Data excerpts:

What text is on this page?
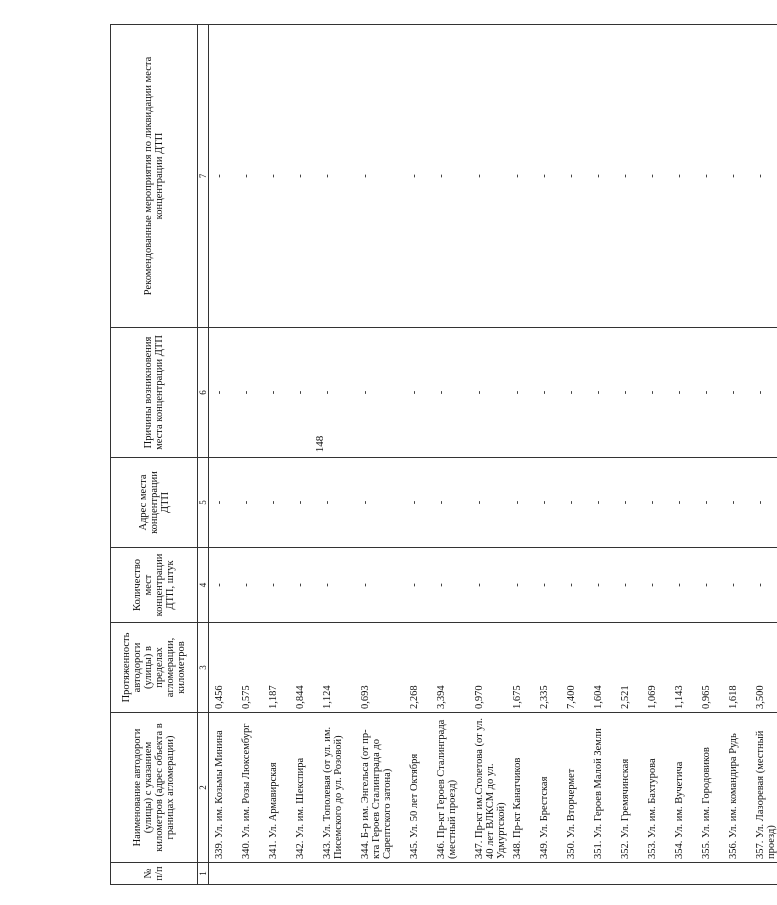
148
№ п/п	Наименование автодороги (улицы) с указанием километров (адрес объекта в границах агломерации)	Протяженность автодороги (улицы) в пределах агломерации, километров	Количество мест концентрации ДТП, штук	Адрес места концентрации ДТП	Причины возникновения места концентрации ДТП	Рекомендованные мероприятия по ликвидации места концентрации ДТП
1	2	3	4	5	6	7
	339. Ул. им. Козьмы Минина	0,456	-	-	-	-
	340. Ул. им. Розы Люксембург	0,575	-	-	-	-
	341. Ул. Армавирская	1,187	-	-	-	-
	342. Ул. им. Шекспира	0,844	-	-	-	-
	343. Ул. Тополевая (от ул. им. Писемского до ул. Розовой)	1,124	-	-	-	-
	344. Б-р им. Энгельса (от пр-кта Героев Сталинграда до Сарептского затона)	0,693	-	-	-	-
	345. Ул. 50 лет Октября	2,268	-	-	-	-
	346. Пр-кт Героев Сталинграда (местный проезд)	3,394	-	-	-	-
	347. Пр-кт им.Столетова (от ул. 40 лет ВЛКСМ до ул. Удмуртской)	0,970	-	-	-	-
	348. Пр-кт Канатчиков	1,675	-	-	-	-
	349. Ул. Брестская	2,335	-	-	-	-
	350. Ул. Вторчермет	7,400	-	-	-	-
	351. Ул. Героев Малой Земли	1,604	-	-	-	-
	352. Ул. Гремячинская	2,521	-	-	-	-
	353. Ул. им. Бахтурова	1,069	-	-	-	-
	354. Ул. им. Вучетича	1,143	-	-	-	-
	355. Ул. им. Городовиков	0,965	-	-	-	-
	356. Ул. им. командира Рудь	1,618	-	-	-	-
	357. Ул. Лазоревая (местный проезд)	3,500	-	-	-	-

The exercise:
Your task is to reproduce all of the material exactly. The pictures stay out.

Response below:
What text is on this page?
148
№ п/п	Наименование автодороги (улицы) с указанием километров (адрес объекта в границах агломерации)	Протяженность автодороги (улицы) в пределах агломерации, километров	Количество мест концентрации ДТП, штук	Адрес места концентрации ДТП	Причины возникновения места концентрации ДТП	Рекомендованные мероприятия по ликвидации места концентрации ДТП
1	2	3	4	5	6	7
	339. Ул. им. Козьмы Минина	0,456	-	-	-	-
	340. Ул. им. Розы Люксембург	0,575	-	-	-	-
	341. Ул. Армавирская	1,187	-	-	-	-
	342. Ул. им. Шекспира	0,844	-	-	-	-
	343. Ул. Тополевая (от ул. им. Писемского до ул. Розовой)	1,124	-	-	-	-
	344. Б-р им. Энгельса (от пр-кта Героев Сталинграда до Сарептского затона)	0,693	-	-	-	-
	345. Ул. 50 лет Октября	2,268	-	-	-	-
	346. Пр-кт Героев Сталинграда (местный проезд)	3,394	-	-	-	-
	347. Пр-кт им.Столетова (от ул. 40 лет ВЛКСМ до ул. Удмуртской)	0,970	-	-	-	-
	348. Пр-кт Канатчиков	1,675	-	-	-	-
	349. Ул. Брестская	2,335	-	-	-	-
	350. Ул. Вторчермет	7,400	-	-	-	-
	351. Ул. Героев Малой Земли	1,604	-	-	-	-
	352. Ул. Гремячинская	2,521	-	-	-	-
	353. Ул. им. Бахтурова	1,069	-	-	-	-
	354. Ул. им. Вучетича	1,143	-	-	-	-
	355. Ул. им. Городовиков	0,965	-	-	-	-
	356. Ул. им. командира Рудь	1,618	-	-	-	-
	357. Ул. Лазоревая (местный проезд)	3,500	-	-	-	-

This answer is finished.